Problem set -
• 1. Copy word for word the part of the passage on data security and data science that starts at "While the IS" and ends at "Data Security Professionals.".
• 2. List every surface that the passage on data security and data science names as a place where the binary stream can rest.
[Passage shown Boundary: Start]
While the IS domain soon realized the importance of “People” along with “Processes”, the transition was fully extended into the third dimension of “Behavioural Science” by practitioners like Naavi.

At present the Data Security domain has taken a further step ahead towards “Data Governance” bringing in the “Business Management” professionals closer to the group of Data Security Professionals.

A similar graduated evolution is now also required in the field of Data Science. The various theories of Data that support the Data Science field as of today work around the technical aspects of Data.  Statistical tools to segregate and detect correlations in a heap of data, drawing predictive conclusions, creating self learning and self improving algorithms are all based on technical perspective of data.

The technical perspective of data is as a “Stream of Binary Notations” as can be read by a “Binary Reading Device”. The “Binary Stream” rests on some surface like the platter of a hard disk or a Compact Disk or a Memory Card. The reader reads the binary stream, passes it through an application that assigns meaning to the data stream and thereafter sends it out into another data processing step or to a data delivery device like the “Monitor” or a “Speaker” for the human being to “Experience” the data.
[Passage shown Boundary: End]
[Provided records Boundary: Start]
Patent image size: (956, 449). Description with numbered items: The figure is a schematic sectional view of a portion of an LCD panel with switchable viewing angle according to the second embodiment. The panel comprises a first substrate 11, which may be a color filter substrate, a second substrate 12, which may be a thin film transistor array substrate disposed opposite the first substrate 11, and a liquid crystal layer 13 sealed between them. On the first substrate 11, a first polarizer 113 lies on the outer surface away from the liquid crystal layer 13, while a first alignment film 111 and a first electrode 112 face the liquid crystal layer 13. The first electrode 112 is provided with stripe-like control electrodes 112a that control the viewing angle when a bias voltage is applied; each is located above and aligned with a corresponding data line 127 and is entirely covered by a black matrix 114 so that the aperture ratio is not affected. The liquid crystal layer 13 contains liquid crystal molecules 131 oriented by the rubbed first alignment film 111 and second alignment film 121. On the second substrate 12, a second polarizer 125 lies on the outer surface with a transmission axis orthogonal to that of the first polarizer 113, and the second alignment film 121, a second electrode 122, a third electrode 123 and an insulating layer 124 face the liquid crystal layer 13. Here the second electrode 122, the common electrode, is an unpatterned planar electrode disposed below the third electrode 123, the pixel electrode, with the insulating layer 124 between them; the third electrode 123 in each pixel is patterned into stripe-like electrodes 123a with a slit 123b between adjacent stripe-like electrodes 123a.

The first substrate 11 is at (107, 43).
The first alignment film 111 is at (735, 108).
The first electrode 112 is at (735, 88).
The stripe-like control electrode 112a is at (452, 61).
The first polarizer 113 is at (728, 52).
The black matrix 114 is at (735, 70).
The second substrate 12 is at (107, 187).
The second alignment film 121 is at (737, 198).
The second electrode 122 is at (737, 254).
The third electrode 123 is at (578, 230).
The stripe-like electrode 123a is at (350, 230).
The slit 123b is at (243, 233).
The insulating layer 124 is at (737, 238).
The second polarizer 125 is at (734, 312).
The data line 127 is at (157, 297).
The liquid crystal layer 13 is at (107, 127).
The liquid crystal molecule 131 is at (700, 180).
[Provided records Boundary: End]
Answers in order -
• 1.
While the IS domain soon realized the importance of “People” along with “Processes”, the transition was fully extended into the third dimension of “Behavioural Science” by practitioners like Naavi.

At present the Data Security domain has taken a further step ahead towards “Data Governance” bringing in the “Business Management” professionals closer to the group of Data Security Professionals.

• 2.
- the platter of a hard disk
- a Compact Disk
- a Memory Card